** BEGIN **

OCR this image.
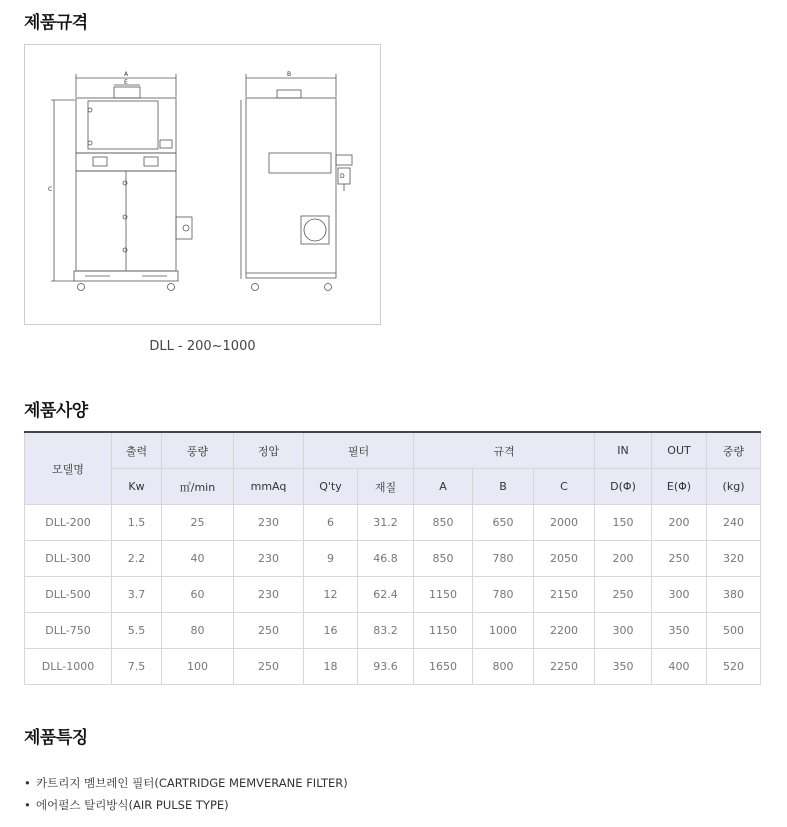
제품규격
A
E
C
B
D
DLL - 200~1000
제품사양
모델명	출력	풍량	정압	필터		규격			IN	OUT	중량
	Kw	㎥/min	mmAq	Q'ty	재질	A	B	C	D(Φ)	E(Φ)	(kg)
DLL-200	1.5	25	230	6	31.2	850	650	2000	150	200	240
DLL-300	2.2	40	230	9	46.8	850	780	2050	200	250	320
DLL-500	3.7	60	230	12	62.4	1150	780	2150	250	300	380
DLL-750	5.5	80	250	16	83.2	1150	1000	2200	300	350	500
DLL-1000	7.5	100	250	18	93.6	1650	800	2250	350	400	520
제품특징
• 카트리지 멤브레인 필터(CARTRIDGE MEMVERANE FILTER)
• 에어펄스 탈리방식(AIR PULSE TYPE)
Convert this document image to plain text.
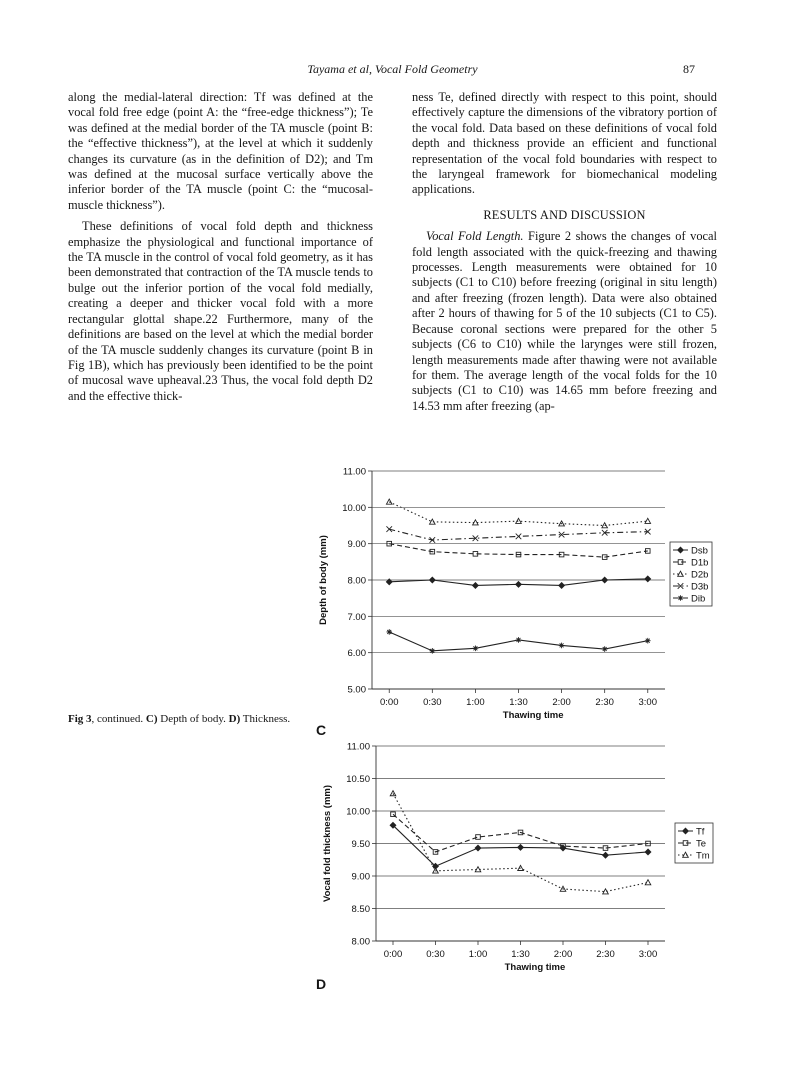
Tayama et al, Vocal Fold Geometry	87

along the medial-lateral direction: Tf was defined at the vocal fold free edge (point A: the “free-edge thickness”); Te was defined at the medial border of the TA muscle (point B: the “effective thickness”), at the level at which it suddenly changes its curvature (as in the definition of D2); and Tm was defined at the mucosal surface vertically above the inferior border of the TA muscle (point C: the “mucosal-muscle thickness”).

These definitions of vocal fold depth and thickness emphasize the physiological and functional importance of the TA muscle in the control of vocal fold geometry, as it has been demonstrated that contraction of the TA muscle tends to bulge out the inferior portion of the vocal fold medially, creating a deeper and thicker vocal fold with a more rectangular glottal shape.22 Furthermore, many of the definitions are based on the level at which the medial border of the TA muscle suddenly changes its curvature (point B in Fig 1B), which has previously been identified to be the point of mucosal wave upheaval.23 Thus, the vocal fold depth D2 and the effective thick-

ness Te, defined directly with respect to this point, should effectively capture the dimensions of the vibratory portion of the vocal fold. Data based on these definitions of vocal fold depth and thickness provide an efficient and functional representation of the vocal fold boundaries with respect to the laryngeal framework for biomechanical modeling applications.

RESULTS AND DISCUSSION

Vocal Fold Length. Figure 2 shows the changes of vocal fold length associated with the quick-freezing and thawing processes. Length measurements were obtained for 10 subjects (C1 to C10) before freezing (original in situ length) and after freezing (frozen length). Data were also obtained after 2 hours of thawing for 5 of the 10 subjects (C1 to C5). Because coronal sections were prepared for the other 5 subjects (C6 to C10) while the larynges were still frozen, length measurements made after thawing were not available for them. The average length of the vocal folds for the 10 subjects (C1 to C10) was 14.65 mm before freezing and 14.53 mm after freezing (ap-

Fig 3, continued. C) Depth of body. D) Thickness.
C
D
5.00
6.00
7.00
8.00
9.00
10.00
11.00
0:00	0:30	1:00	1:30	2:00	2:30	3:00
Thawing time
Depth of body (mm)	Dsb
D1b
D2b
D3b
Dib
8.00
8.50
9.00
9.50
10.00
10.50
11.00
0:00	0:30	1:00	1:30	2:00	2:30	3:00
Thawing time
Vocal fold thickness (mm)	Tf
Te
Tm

** END **
** BEGIN **

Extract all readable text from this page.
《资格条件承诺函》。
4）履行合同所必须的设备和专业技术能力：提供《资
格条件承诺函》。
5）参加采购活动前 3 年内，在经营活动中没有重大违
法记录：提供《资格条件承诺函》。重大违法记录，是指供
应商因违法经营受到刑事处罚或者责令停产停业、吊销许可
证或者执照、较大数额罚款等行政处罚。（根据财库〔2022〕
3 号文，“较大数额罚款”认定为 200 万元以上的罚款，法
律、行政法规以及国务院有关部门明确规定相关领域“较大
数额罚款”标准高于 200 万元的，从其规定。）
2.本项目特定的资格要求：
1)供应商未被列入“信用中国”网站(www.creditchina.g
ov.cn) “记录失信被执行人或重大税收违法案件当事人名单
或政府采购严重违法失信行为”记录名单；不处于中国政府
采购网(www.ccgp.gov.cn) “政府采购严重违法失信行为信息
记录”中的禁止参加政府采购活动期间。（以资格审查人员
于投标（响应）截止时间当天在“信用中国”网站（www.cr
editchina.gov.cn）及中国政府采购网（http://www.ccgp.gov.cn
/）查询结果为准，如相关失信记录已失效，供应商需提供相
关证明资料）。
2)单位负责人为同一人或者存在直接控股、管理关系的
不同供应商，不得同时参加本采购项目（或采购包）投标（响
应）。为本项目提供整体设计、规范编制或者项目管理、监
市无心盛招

** END **

WRITTEN EXERCISE => State how many lines include the string "ccgp", and nothing more.

SOLUTION FOR THIS EXERCISE => 2